__WHAT THE TASK REQUIRES__:
Check each line of the material below, and copy it if it holds the string "violence".

__DATA SHOWN__:
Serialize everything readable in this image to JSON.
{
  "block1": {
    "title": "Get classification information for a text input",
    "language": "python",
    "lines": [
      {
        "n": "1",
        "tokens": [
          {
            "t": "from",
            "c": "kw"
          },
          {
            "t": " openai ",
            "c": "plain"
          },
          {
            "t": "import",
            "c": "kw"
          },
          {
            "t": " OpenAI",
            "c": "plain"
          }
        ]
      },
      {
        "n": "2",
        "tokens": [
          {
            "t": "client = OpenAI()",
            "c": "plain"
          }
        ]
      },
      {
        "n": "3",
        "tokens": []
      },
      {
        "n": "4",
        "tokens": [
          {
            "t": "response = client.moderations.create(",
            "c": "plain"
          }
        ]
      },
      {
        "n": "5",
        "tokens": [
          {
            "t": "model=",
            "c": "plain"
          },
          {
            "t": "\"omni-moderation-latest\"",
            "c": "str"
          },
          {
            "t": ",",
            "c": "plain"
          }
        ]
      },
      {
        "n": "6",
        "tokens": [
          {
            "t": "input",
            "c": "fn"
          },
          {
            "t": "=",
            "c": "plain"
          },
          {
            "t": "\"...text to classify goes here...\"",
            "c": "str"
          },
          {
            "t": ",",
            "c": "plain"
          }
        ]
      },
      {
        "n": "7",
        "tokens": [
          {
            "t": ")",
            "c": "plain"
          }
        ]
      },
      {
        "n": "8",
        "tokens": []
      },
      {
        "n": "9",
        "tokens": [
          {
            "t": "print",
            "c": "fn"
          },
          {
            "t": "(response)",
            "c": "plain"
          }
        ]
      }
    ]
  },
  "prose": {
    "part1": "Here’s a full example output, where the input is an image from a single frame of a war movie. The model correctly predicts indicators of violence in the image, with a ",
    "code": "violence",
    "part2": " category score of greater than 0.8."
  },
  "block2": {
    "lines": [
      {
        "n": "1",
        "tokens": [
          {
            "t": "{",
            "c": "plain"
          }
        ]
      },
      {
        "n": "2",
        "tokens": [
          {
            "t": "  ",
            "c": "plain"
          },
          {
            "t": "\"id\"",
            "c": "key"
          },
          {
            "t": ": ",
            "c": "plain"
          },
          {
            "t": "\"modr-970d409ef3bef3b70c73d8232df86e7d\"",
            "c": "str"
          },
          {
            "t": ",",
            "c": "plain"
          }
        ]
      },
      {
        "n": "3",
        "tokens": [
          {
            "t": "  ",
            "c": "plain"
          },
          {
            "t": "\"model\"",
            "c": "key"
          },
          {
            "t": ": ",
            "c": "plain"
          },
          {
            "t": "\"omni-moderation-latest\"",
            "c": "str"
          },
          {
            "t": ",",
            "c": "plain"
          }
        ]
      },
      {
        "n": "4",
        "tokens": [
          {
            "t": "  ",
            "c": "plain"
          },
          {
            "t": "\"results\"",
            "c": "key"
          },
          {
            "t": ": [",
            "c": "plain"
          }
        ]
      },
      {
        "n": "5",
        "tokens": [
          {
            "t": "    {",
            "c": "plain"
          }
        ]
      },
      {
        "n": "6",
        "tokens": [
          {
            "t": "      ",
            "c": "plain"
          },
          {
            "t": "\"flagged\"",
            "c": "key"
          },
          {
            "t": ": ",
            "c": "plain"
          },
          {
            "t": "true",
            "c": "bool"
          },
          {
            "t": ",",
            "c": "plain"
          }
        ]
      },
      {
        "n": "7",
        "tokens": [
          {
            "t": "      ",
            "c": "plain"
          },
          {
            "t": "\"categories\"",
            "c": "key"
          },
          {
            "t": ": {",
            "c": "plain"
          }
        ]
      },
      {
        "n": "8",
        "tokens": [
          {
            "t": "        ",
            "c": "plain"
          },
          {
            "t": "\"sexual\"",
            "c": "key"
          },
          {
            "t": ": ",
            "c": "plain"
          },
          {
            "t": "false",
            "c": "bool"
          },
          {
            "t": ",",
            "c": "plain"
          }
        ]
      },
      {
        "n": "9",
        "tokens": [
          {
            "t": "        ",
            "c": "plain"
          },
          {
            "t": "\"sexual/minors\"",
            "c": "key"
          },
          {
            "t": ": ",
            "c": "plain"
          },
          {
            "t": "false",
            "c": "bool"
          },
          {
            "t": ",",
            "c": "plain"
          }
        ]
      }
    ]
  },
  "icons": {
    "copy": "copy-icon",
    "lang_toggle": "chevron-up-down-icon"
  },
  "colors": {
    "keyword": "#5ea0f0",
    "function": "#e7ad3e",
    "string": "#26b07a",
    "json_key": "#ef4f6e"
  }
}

__EXERCISE ANSWER__:
    "part1": "Here’s a full example output, where the input is an image from a single frame of a war movie. The model correctly predicts indicators of violence in the image, with a ",
    "code": "violence",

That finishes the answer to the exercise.